■ GIVEN TASK ■
All of the data needs to be repeated exactly.

■ EXERCISE DATA ■
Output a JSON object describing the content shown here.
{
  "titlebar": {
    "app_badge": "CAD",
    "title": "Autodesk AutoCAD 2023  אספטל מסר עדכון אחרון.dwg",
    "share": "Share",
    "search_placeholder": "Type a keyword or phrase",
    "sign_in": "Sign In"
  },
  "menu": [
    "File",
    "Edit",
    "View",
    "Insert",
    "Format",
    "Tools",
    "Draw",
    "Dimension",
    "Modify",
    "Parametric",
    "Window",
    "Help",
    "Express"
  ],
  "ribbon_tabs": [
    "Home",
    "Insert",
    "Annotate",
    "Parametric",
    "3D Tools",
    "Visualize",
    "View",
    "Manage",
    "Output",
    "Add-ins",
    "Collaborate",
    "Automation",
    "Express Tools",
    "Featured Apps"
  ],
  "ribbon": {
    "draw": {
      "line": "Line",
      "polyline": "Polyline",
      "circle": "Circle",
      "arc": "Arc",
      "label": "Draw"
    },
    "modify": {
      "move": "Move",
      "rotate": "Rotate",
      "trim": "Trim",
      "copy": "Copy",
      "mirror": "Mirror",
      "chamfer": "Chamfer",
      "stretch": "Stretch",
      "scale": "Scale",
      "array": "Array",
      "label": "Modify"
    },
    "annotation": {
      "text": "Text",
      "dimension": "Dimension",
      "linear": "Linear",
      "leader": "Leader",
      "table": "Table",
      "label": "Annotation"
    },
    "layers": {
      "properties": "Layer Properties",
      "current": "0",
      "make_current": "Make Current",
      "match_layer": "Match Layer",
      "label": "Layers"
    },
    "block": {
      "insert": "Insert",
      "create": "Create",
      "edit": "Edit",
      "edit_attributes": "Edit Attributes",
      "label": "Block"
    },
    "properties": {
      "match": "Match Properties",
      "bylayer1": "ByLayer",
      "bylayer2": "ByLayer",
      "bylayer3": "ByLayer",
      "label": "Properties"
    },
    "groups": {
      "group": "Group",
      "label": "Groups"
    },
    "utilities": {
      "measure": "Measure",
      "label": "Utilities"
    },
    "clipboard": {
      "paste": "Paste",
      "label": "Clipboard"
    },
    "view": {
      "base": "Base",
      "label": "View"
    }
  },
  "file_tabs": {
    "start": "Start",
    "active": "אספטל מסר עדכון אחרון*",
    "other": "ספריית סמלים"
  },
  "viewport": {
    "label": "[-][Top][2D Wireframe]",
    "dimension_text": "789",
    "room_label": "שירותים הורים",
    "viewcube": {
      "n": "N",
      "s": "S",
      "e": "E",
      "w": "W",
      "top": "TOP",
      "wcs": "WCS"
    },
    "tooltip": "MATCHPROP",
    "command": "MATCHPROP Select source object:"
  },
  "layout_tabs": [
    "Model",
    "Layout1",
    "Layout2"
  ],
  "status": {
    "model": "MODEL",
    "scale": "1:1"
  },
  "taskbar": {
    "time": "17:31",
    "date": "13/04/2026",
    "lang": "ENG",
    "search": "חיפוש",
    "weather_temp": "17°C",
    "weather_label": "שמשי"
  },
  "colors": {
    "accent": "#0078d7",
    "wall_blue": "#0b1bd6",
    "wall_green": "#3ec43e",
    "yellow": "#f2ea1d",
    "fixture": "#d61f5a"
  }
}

■ TASK RESULT ■
Output a JSON object describing the content shown here.
{
  "titlebar": {
    "app_badge": "CAD",
    "title": "Autodesk AutoCAD 2023  אספטל מסר עדכון אחרון.dwg",
    "share": "Share",
    "search_placeholder": "Type a keyword or phrase",
    "sign_in": "Sign In"
  },
  "menu": [
    "File",
    "Edit",
    "View",
    "Insert",
    "Format",
    "Tools",
    "Draw",
    "Dimension",
    "Modify",
    "Parametric",
    "Window",
    "Help",
    "Express"
  ],
  "ribbon_tabs": [
    "Home",
    "Insert",
    "Annotate",
    "Parametric",
    "3D Tools",
    "Visualize",
    "View",
    "Manage",
    "Output",
    "Add-ins",
    "Collaborate",
    "Automation",
    "Express Tools",
    "Featured Apps"
  ],
  "ribbon": {
    "draw": {
      "line": "Line",
      "polyline": "Polyline",
      "circle": "Circle",
      "arc": "Arc",
      "label": "Draw"
    },
    "modify": {
      "move": "Move",
      "rotate": "Rotate",
      "trim": "Trim",
      "copy": "Copy",
      "mirror": "Mirror",
      "chamfer": "Chamfer",
      "stretch": "Stretch",
      "scale": "Scale",
      "array": "Array",
      "label": "Modify"
    },
    "annotation": {
      "text": "Text",
      "dimension": "Dimension",
      "linear": "Linear",
      "leader": "Leader",
      "table": "Table",
      "label": "Annotation"
    },
    "layers": {
      "properties": "Layer Properties",
      "current": "0",
      "make_current": "Make Current",
      "match_layer": "Match Layer",
      "label": "Layers"
    },
    "block": {
      "insert": "Insert",
      "create": "Create",
      "edit": "Edit",
      "edit_attributes": "Edit Attributes",
      "label": "Block"
    },
    "properties": {
      "match": "Match Properties",
      "bylayer1": "ByLayer",
      "bylayer2": "ByLayer",
      "bylayer3": "ByLayer",
      "label": "Properties"
    },
    "groups": {
      "group": "Group",
      "label": "Groups"
    },
    "utilities": {
      "measure": "Measure",
      "label": "Utilities"
    },
    "clipboard": {
      "paste": "Paste",
      "label": "Clipboard"
    },
    "view": {
      "base": "Base",
      "label": "View"
    }
  },
  "file_tabs": {
    "start": "Start",
    "active": "אספטל מסר עדכון אחרון*",
    "other": "ספריית סמלים"
  },
  "viewport": {
    "label": "[-][Top][2D Wireframe]",
    "dimension_text": "789",
    "room_label": "שירותים הורים",
    "viewcube": {
      "n": "N",
      "s": "S",
      "e": "E",
      "w": "W",
      "top": "TOP",
      "wcs": "WCS"
    },
    "tooltip": "MATCHPROP",
    "command": "MATCHPROP Select source object:"
  },
  "layout_tabs": [
    "Model",
    "Layout1",
    "Layout2"
  ],
  "status": {
    "model": "MODEL",
    "scale": "1:1"
  },
  "taskbar": {
    "time": "17:31",
    "date": "13/04/2026",
    "lang": "ENG",
    "search": "חיפוש",
    "weather_temp": "17°C",
    "weather_label": "שמשי"
  },
  "colors": {
    "accent": "#0078d7",
    "wall_blue": "#0b1bd6",
    "wall_green": "#3ec43e",
    "yellow": "#f2ea1d",
    "fixture": "#d61f5a"
  }
}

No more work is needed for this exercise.